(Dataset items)
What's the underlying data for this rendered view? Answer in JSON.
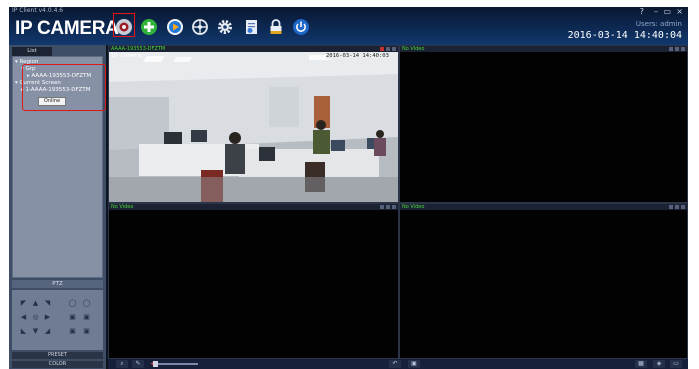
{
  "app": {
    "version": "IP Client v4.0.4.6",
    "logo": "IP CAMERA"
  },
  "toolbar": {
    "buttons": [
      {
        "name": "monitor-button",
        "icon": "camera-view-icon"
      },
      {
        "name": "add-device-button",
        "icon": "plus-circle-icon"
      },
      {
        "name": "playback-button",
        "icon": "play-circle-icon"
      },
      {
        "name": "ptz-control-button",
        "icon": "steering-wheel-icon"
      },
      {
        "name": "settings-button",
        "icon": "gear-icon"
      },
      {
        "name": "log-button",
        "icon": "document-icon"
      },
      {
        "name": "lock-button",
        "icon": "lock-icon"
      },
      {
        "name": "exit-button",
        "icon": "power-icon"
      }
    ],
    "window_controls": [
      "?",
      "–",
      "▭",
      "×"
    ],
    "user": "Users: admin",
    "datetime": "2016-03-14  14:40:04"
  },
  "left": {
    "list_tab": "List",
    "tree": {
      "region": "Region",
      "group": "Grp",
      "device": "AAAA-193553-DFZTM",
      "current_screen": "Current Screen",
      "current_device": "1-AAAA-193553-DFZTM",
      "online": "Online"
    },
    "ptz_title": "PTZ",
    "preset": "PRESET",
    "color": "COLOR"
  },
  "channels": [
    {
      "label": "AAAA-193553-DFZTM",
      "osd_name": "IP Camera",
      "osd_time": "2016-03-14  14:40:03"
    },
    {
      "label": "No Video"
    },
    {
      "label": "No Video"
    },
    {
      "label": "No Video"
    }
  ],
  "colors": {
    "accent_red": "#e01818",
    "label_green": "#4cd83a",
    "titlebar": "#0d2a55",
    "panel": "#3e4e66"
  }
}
* * *
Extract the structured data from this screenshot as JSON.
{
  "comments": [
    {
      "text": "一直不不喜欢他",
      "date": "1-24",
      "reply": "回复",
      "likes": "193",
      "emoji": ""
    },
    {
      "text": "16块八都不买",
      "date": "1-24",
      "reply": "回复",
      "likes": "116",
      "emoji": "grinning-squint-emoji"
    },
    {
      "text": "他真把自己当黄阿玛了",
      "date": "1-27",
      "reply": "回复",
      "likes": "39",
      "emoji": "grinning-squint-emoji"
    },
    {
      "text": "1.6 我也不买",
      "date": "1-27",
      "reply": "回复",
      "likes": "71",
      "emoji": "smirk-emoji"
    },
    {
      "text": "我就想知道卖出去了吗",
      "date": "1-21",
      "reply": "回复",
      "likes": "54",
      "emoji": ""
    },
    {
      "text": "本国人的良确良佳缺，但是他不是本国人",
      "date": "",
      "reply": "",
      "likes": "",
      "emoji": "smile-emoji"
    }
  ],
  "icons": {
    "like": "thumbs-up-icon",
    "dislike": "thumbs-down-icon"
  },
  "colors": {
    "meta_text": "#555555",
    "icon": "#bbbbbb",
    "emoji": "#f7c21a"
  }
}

> [What needs to be done] Pick each line holding the word "this" out of the data and copy it.

> [Answer below]
What's the underlying data for this rendered view? Answer in JSON.
Extract the structured data from this screenshot as JSON.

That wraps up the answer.